Reproduce every record below exactly as written, leaving out any pictures.
** BEGIN Information given **
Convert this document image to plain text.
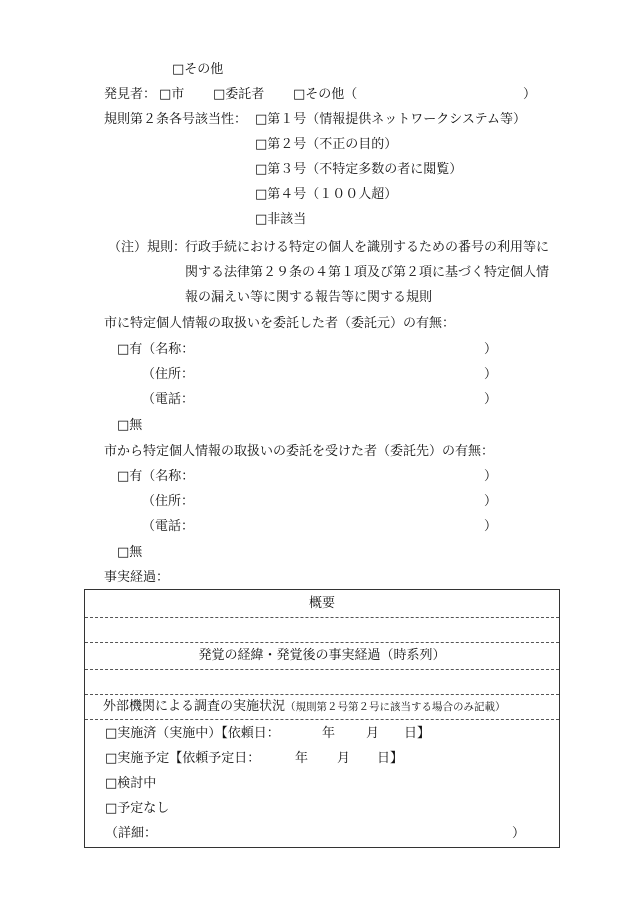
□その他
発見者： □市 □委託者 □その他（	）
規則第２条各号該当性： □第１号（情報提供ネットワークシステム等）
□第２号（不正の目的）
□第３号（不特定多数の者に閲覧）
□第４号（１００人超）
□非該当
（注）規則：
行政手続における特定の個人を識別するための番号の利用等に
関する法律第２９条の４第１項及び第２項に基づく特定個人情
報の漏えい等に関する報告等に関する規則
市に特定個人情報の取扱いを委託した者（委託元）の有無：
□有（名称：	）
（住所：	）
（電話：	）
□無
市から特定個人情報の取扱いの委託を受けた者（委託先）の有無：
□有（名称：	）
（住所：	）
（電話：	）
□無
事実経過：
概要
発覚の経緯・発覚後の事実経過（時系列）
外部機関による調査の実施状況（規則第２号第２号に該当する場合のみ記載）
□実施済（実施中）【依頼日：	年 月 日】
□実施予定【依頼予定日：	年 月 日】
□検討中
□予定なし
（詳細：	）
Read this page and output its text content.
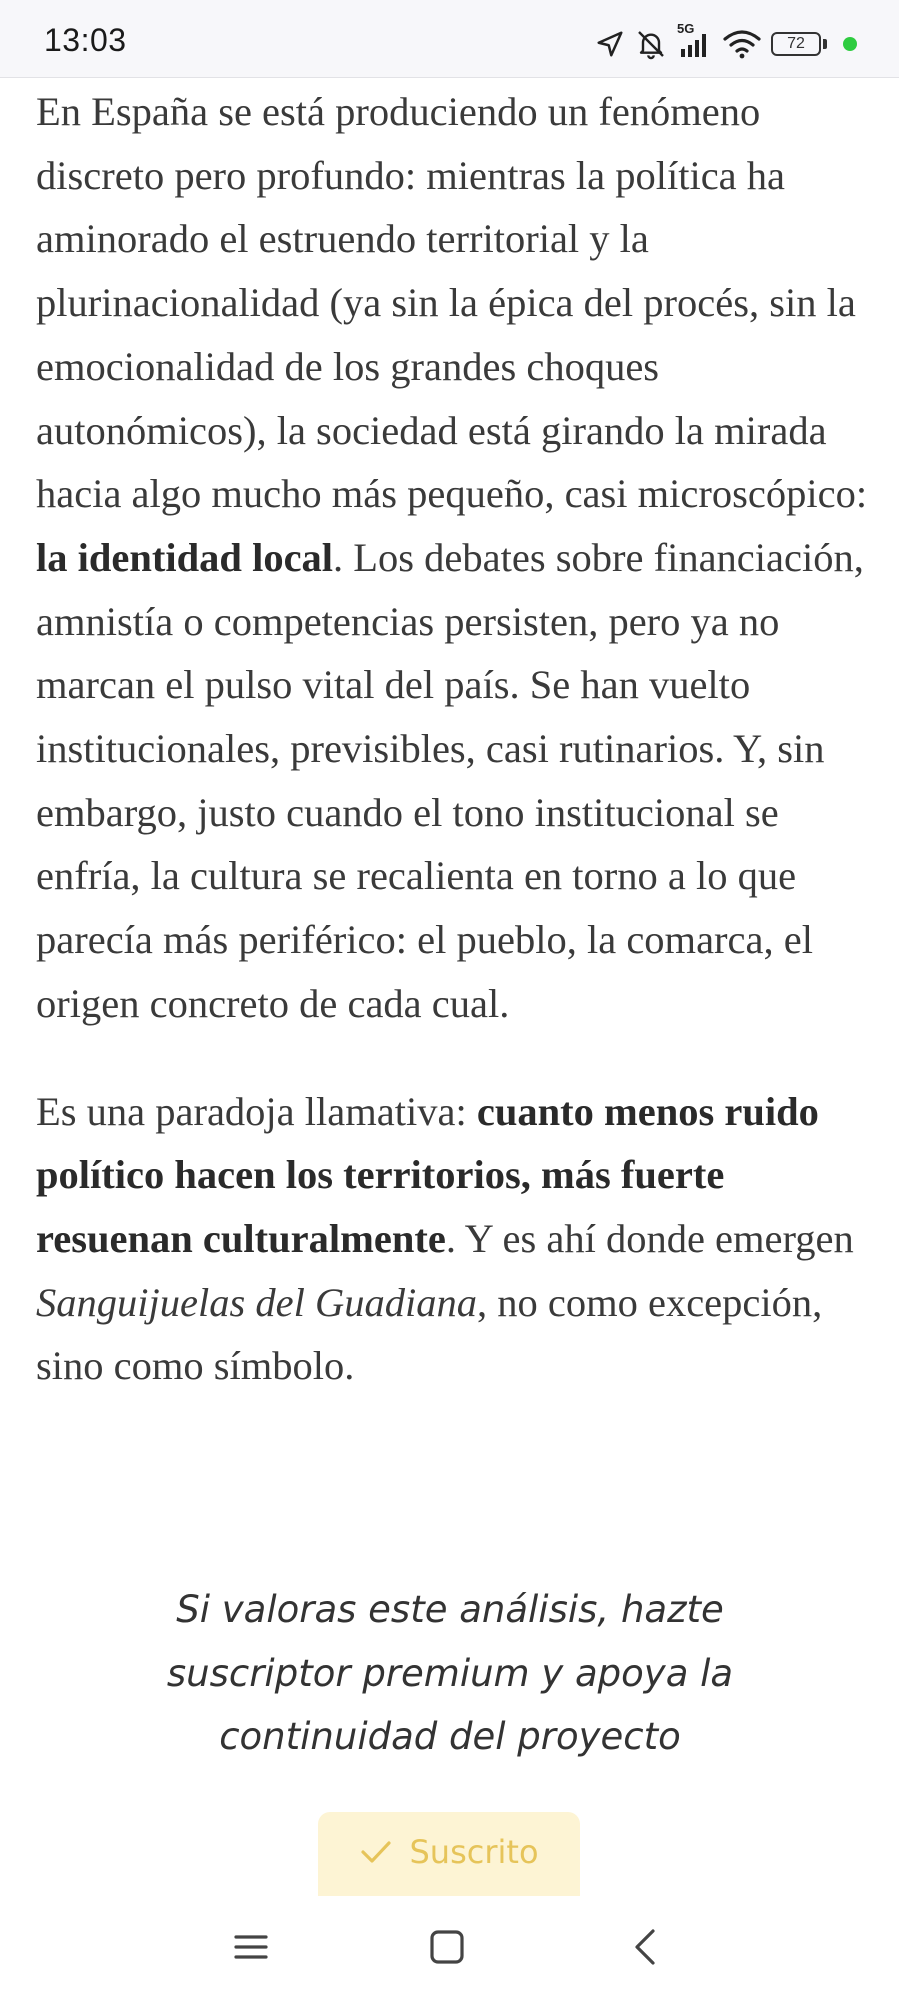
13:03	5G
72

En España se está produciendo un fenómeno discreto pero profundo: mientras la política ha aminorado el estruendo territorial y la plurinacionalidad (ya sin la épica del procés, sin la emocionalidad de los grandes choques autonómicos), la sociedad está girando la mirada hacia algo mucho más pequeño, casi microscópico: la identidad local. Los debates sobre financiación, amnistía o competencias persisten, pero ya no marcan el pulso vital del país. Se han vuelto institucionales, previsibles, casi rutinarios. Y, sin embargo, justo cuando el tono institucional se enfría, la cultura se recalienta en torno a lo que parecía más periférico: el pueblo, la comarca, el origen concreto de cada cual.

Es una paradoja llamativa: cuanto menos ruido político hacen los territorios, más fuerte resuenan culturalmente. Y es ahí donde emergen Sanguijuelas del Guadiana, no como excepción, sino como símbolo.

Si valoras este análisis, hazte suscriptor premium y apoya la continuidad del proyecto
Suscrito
** END Information given **
• Output of the exercise:
Convert this document image to plain text.
□その他
発見者： □市 □委託者 □その他（	）
規則第２条各号該当性： □第１号（情報提供ネットワークシステム等）
□第２号（不正の目的）
□第３号（不特定多数の者に閲覧）
□第４号（１００人超）
□非該当
（注）規則：
行政手続における特定の個人を識別するための番号の利用等に
関する法律第２９条の４第１項及び第２項に基づく特定個人情
報の漏えい等に関する報告等に関する規則
市に特定個人情報の取扱いを委託した者（委託元）の有無：
□有（名称：	）
（住所：	）
（電話：	）
□無
市から特定個人情報の取扱いの委託を受けた者（委託先）の有無：
□有（名称：	）
（住所：	）
（電話：	）
□無
事実経過：
概要
発覚の経緯・発覚後の事実経過（時系列）
外部機関による調査の実施状況（規則第２号第２号に該当する場合のみ記載）
□実施済（実施中）【依頼日：	年 月 日】
□実施予定【依頼予定日：	年 月 日】
□検討中
□予定なし
（詳細：	）
Read this page and output its text content.
13:03	5G
72

En España se está produciendo un fenómeno discreto pero profundo: mientras la política ha aminorado el estruendo territorial y la plurinacionalidad (ya sin la épica del procés, sin la emocionalidad de los grandes choques autonómicos), la sociedad está girando la mirada hacia algo mucho más pequeño, casi microscópico: la identidad local. Los debates sobre financiación, amnistía o competencias persisten, pero ya no marcan el pulso vital del país. Se han vuelto institucionales, previsibles, casi rutinarios. Y, sin embargo, justo cuando el tono institucional se enfría, la cultura se recalienta en torno a lo que parecía más periférico: el pueblo, la comarca, el origen concreto de cada cual.

Es una paradoja llamativa: cuanto menos ruido político hacen los territorios, más fuerte resuenan culturalmente. Y es ahí donde emergen Sanguijuelas del Guadiana, no como excepción, sino como símbolo.

Si valoras este análisis, hazte suscriptor premium y apoya la continuidad del proyecto
Suscrito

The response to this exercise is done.